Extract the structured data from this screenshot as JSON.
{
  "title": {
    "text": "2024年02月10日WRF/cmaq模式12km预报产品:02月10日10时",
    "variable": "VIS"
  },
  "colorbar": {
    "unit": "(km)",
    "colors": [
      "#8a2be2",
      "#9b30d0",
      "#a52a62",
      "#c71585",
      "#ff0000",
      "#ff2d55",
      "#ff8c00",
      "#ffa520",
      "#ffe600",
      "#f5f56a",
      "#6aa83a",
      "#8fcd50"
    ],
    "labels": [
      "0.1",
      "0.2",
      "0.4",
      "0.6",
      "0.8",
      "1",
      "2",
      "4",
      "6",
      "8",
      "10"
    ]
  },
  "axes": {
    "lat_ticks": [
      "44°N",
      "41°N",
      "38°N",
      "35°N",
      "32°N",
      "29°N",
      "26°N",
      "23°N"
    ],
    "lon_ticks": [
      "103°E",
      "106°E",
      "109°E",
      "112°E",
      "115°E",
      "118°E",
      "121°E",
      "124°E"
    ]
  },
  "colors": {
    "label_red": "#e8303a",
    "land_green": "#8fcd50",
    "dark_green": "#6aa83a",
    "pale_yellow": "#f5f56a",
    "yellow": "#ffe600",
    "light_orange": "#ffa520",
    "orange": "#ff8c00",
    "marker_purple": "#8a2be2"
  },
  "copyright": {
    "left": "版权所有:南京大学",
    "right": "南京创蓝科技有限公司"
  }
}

* _PROMPT_:
Repeat each of the entries above precisely as given.

* _TASK ANSWER_:
Extract the structured data from this screenshot as JSON.
{
  "title": {
    "text": "2024年02月10日WRF/cmaq模式12km预报产品:02月10日10时",
    "variable": "VIS"
  },
  "colorbar": {
    "unit": "(km)",
    "colors": [
      "#8a2be2",
      "#9b30d0",
      "#a52a62",
      "#c71585",
      "#ff0000",
      "#ff2d55",
      "#ff8c00",
      "#ffa520",
      "#ffe600",
      "#f5f56a",
      "#6aa83a",
      "#8fcd50"
    ],
    "labels": [
      "0.1",
      "0.2",
      "0.4",
      "0.6",
      "0.8",
      "1",
      "2",
      "4",
      "6",
      "8",
      "10"
    ]
  },
  "axes": {
    "lat_ticks": [
      "44°N",
      "41°N",
      "38°N",
      "35°N",
      "32°N",
      "29°N",
      "26°N",
      "23°N"
    ],
    "lon_ticks": [
      "103°E",
      "106°E",
      "109°E",
      "112°E",
      "115°E",
      "118°E",
      "121°E",
      "124°E"
    ]
  },
  "colors": {
    "label_red": "#e8303a",
    "land_green": "#8fcd50",
    "dark_green": "#6aa83a",
    "pale_yellow": "#f5f56a",
    "yellow": "#ffe600",
    "light_orange": "#ffa520",
    "orange": "#ff8c00",
    "marker_purple": "#8a2be2"
  },
  "copyright": {
    "left": "版权所有:南京大学",
    "right": "南京创蓝科技有限公司"
  }
}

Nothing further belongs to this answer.